Rows from a dataset
>>>

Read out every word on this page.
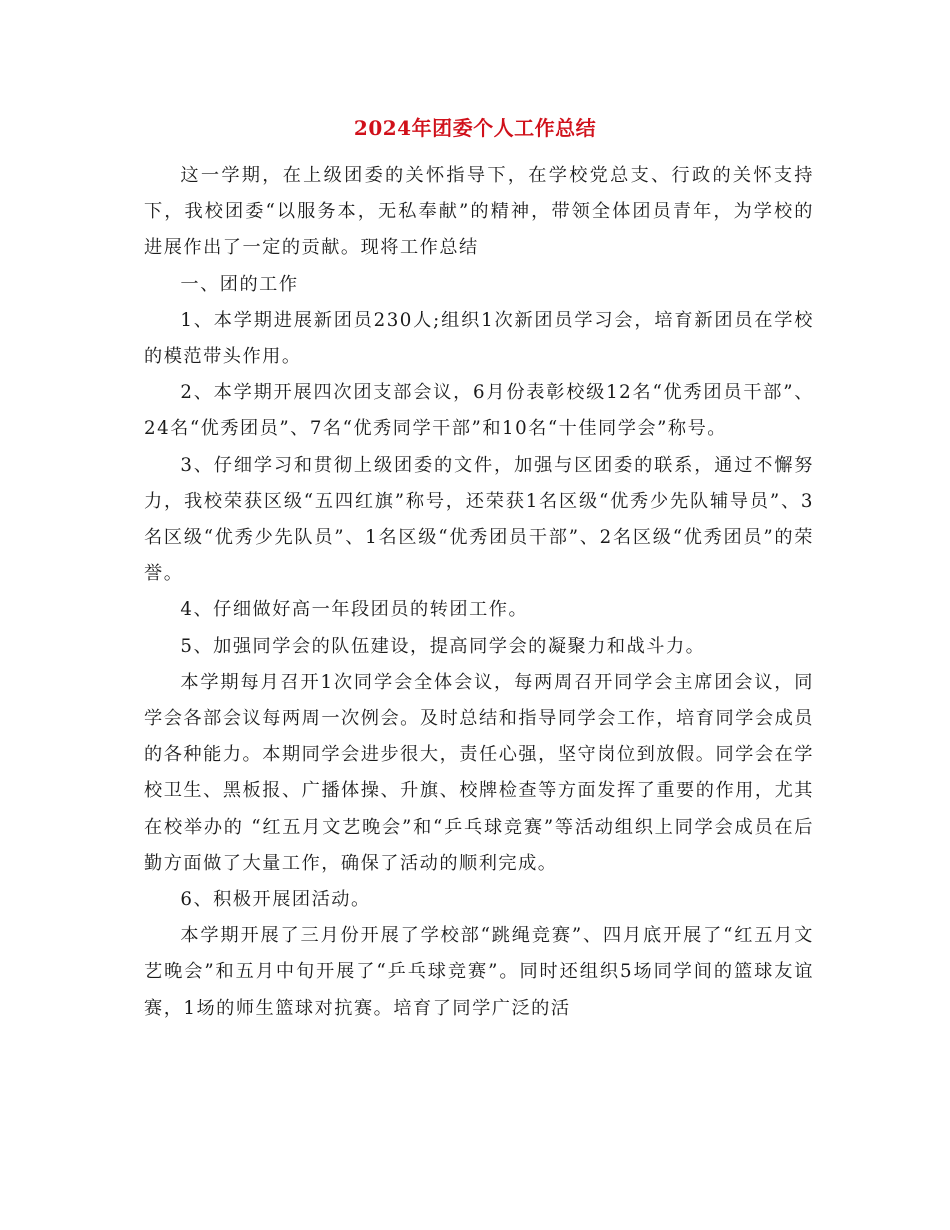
2024年团委个人工作总结

这一学期，在上级团委的关怀指导下，在学校党总支、行政的关怀支持下，我校团委“以服务本，无私奉献”的精神，带领全体团员青年，为学校的进展作出了一定的贡献。现将工作总结

一、团的工作

1、本学期进展新团员230人;组织1次新团员学习会，培育新团员在学校的模范带头作用。

2、本学期开展四次团支部会议，6月份表彰校级12名“优秀团员干部”、24名“优秀团员”、7名“优秀同学干部”和10名“十佳同学会”称号。

3、仔细学习和贯彻上级团委的文件，加强与区团委的联系，通过不懈努力，我校荣获区级“五四红旗”称号，还荣获1名区级“优秀少先队辅导员”、3名区级“优秀少先队员”、1名区级“优秀团员干部”、2名区级“优秀团员”的荣誉。

4、仔细做好高一年段团员的转团工作。

5、加强同学会的队伍建设，提高同学会的凝聚力和战斗力。

本学期每月召开1次同学会全体会议，每两周召开同学会主席团会议，同学会各部会议每两周一次例会。及时总结和指导同学会工作，培育同学会成员的各种能力。本期同学会进步很大，责任心强，坚守岗位到放假。同学会在学校卫生、黑板报、广播体操、升旗、校牌检查等方面发挥了重要的作用，尤其在校举办的 “红五月文艺晚会”和“乒乓球竞赛”等活动组织上同学会成员在后勤方面做了大量工作，确保了活动的顺利完成。

6、积极开展团活动。

本学期开展了三月份开展了学校部“跳绳竞赛”、四月底开展了“红五月文艺晚会”和五月中旬开展了“乒乓球竞赛”。同时还组织5场同学间的篮球友谊赛，1场的师生篮球对抗赛。培育了同学广泛的活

<<<

Transcribe the records above verbatim. Do not carry over any picture.

Output for this task:
Read out every word on this page.
2024年团委个人工作总结

这一学期，在上级团委的关怀指导下，在学校党总支、行政的关怀支持下，我校团委“以服务本，无私奉献”的精神，带领全体团员青年，为学校的进展作出了一定的贡献。现将工作总结

一、团的工作

1、本学期进展新团员230人;组织1次新团员学习会，培育新团员在学校的模范带头作用。

2、本学期开展四次团支部会议，6月份表彰校级12名“优秀团员干部”、24名“优秀团员”、7名“优秀同学干部”和10名“十佳同学会”称号。

3、仔细学习和贯彻上级团委的文件，加强与区团委的联系，通过不懈努力，我校荣获区级“五四红旗”称号，还荣获1名区级“优秀少先队辅导员”、3名区级“优秀少先队员”、1名区级“优秀团员干部”、2名区级“优秀团员”的荣誉。

4、仔细做好高一年段团员的转团工作。

5、加强同学会的队伍建设，提高同学会的凝聚力和战斗力。

本学期每月召开1次同学会全体会议，每两周召开同学会主席团会议，同学会各部会议每两周一次例会。及时总结和指导同学会工作，培育同学会成员的各种能力。本期同学会进步很大，责任心强，坚守岗位到放假。同学会在学校卫生、黑板报、广播体操、升旗、校牌检查等方面发挥了重要的作用，尤其在校举办的 “红五月文艺晚会”和“乒乓球竞赛”等活动组织上同学会成员在后勤方面做了大量工作，确保了活动的顺利完成。

6、积极开展团活动。

本学期开展了三月份开展了学校部“跳绳竞赛”、四月底开展了“红五月文艺晚会”和五月中旬开展了“乒乓球竞赛”。同时还组织5场同学间的篮球友谊赛，1场的师生篮球对抗赛。培育了同学广泛的活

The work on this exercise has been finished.